Pull out every line with the word "series" from the entries below.
>> Begin RAW DATA
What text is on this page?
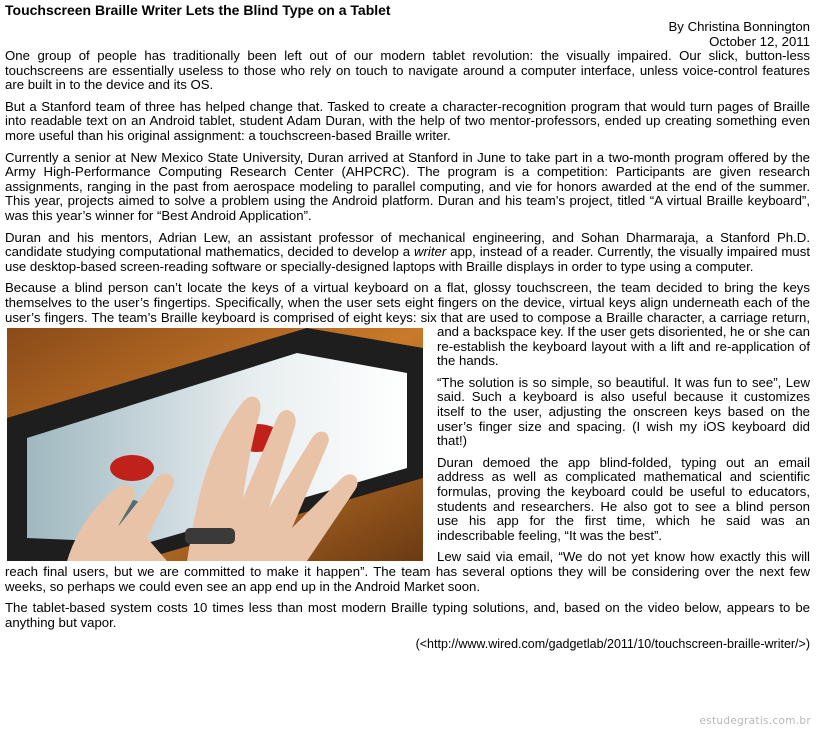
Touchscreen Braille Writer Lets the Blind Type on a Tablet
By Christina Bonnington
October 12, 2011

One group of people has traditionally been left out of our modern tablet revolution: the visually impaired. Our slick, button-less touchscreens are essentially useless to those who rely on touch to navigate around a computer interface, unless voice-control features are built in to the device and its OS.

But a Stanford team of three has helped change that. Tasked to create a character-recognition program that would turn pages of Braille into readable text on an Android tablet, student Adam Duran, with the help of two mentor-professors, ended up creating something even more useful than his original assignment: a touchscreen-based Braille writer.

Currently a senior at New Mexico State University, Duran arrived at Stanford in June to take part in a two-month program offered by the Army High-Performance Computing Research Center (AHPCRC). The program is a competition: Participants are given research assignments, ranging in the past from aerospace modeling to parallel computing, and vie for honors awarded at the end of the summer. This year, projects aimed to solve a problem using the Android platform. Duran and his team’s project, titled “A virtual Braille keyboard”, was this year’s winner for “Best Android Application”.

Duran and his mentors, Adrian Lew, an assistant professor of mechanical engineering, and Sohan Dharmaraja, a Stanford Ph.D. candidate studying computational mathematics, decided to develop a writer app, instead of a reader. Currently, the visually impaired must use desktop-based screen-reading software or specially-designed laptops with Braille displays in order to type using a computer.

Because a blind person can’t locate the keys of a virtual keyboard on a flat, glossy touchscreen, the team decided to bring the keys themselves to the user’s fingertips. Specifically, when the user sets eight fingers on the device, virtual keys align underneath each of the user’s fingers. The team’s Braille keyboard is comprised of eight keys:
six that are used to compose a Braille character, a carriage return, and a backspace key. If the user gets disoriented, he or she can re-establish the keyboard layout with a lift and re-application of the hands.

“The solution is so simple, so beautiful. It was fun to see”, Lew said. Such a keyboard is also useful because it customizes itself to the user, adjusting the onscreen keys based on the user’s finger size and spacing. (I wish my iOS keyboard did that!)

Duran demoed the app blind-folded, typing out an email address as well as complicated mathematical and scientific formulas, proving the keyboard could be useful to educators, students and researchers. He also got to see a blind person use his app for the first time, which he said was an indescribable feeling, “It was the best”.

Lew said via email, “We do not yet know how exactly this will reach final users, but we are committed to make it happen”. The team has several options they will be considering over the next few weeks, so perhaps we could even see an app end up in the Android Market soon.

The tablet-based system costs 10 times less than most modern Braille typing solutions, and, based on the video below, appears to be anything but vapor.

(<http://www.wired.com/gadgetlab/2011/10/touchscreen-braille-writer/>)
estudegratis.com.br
>> End RAW DATA
>> Begin RAW DATA
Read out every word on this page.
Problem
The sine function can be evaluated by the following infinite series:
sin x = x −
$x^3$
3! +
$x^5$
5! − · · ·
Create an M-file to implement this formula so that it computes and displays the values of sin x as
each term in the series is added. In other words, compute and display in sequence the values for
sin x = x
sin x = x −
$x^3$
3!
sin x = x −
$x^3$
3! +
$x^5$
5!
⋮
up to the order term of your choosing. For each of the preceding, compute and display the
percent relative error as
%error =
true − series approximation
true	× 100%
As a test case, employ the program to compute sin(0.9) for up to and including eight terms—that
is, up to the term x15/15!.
>> End RAW DATA
OUTPUT BELOW
The sine function can be evaluated by the following infinite series:
each term in the series is added. In other words, compute and display in sequence the values for
true − series approximation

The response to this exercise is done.